__Your task__
Gather from the material every line that contains the string "ܡܘܡܐ".

==== Data supplied ====

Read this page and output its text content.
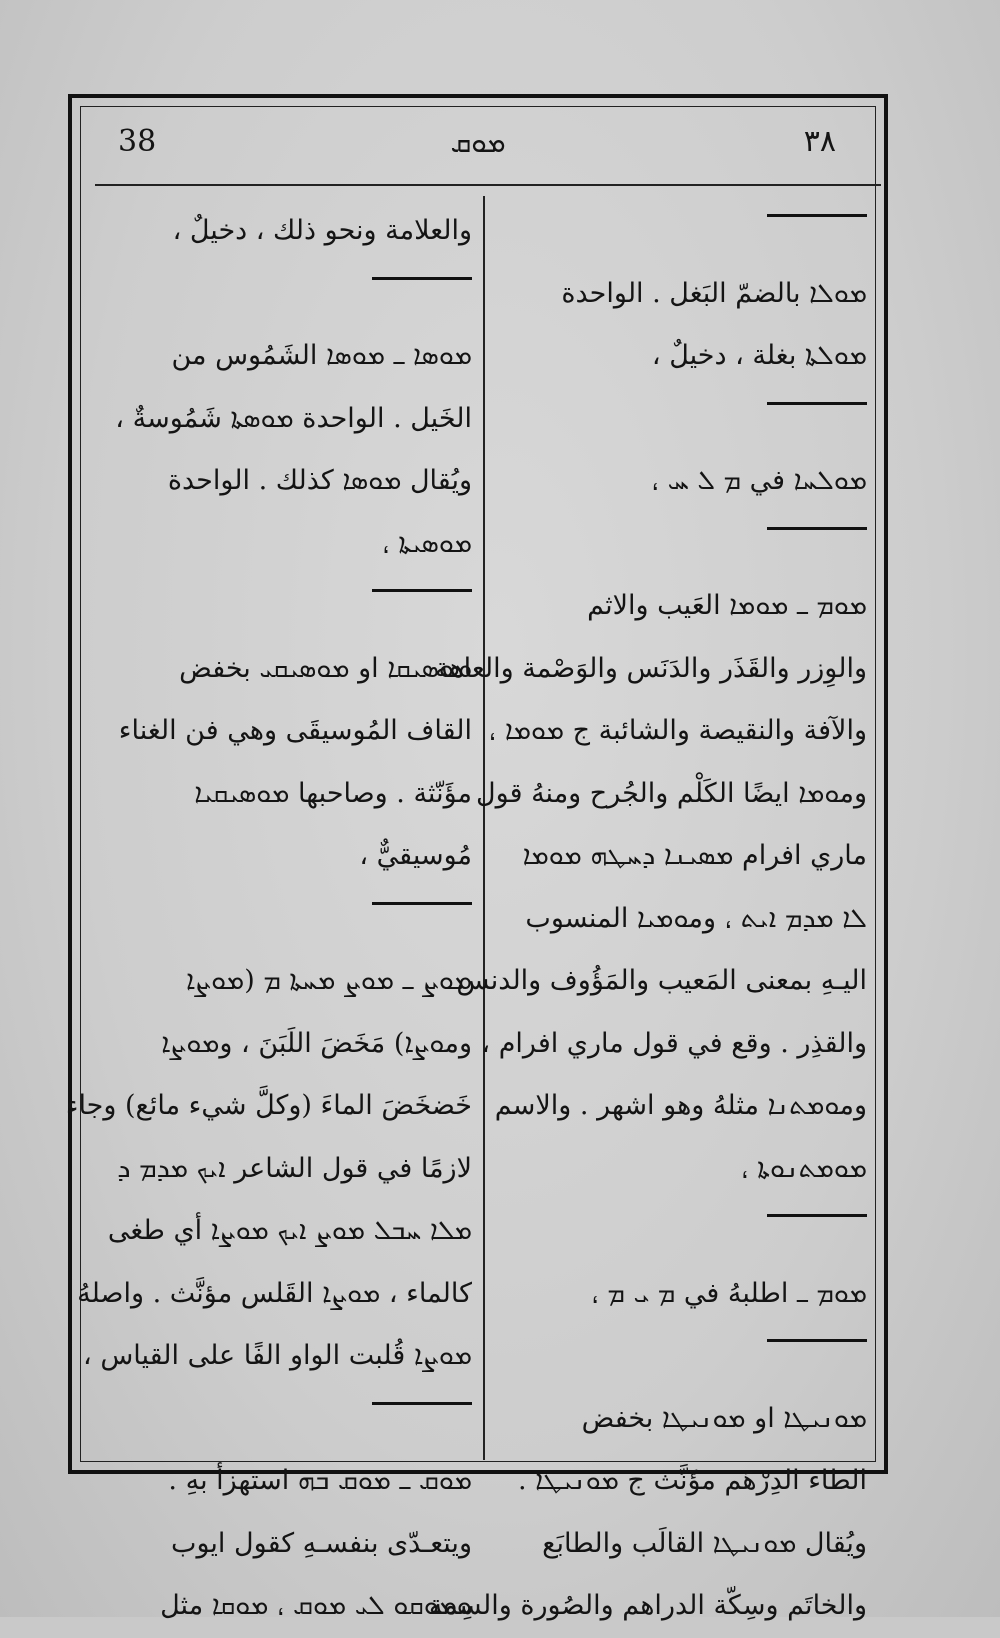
38	ܡܘܩ	٣٨
ܡܘܠܐ بالضمّ البَغل . الواحدة
ܡܘܠܬܐ بغلة ، دخيلٌ ،
ܡܘܠܚܐ في ܡ ܠ ܚ ،
ܡܘܡ ـ ܡܘܡܐ العَيب والاثم
والوِزر والقَذَر والدَنَس والوَصْمة والعاهة
والآفة والنقيصة والشائبة ج ܡܘܡܐ ،
ومܘܡܐ ايضًا الكَلْم والجُرح ومنهُ قول
ماري افرام ܡܣܝܢܐ ܕܚܛܗ ܡܘܡܐ
ܠܐ ܡܕܡ ܐܝܬ ، ومܘܡܝܐ المنسوب
اليـهِ بمعنى المَعيب والمَؤُوف والدنس
والقذِر . وقع في قول ماري افرام ،
ومܘܡܬܢܐ مثلهُ وهو اشهر . والاسم
ܡܘܡܬܢܘܬܐ ،
ܡܘܡ ـ اطلبهُ في ܡ ܝ ܡ ،
ܡܘܢܝܛܐ او ܡܘܢܝܛܐ بخفض
الطاء الدِرْهَم مؤَنَّث ج ܡܘܢܝܛܐ .
ويُقال ܡܘܢܝܛܐ القالَب والطابَع
والخاتَم وسِكّة الدراهم والصُورة والسِمة
والعلامة ونحو ذلك ، دخيلٌ ،
ܡܘܣܐ ـ ܡܘܣܐ الشَمُوس من
الخَيل . الواحدة ܡܘܣܬܐ شَمُوسةٌ ،
ويُقال ܡܘܣܐ كذلك . الواحدة
ܡܘܣܝܬܐ ،
ܡܘܣܝܩܐ او ܡܘܣܝܩܝ بخفض
القاف المُوسيقَى وهي فن الغناء
مؤَنّثة . وصاحبها ܡܘܣܝܩܝܐ
مُوسيقيٌّ ،
ܡܘܨ ـ ܡܘܨ ܡܚܬܐ ܡ (ܡܘܨܐ
ومܘܨܐ) مَخَضَ اللَبَنَ ، وܡܘܨܐ
خَضخَضَ الماءَ (وكلَّ شيء مائع) وجاء
لازمًا في قول الشاعر ܐܝܟ ܡܕܡ ܕ
ܡܠܐ ܚܒܠ ܡܘܨ ܐܝܟ ܡܘܨܐ أي طغى
كالماء ، ܡܘܨܐ القَلس مؤنَّث . واصلهُ
ܡܘܨܐ قُلبت الواو الفًا على القياس ،
ܡܘܩ ـ ܡܘܩ ܒܗ استهزأ بهِ .
ويتعـدّى بنفسـهِ كقول ايوب
ܘܡܘܩܘ ܠܝ ܡܘܩ ، ܡܘܩܐ مثل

====

__The answer__
ܡܘܡ ـ ܡܘܡܐ العَيب والاثم
والآفة والنقيصة والشائبة ج ܡܘܡܐ ،
ماري افرام ܡܣܝܢܐ ܕܚܛܗ ܡܘܡܐ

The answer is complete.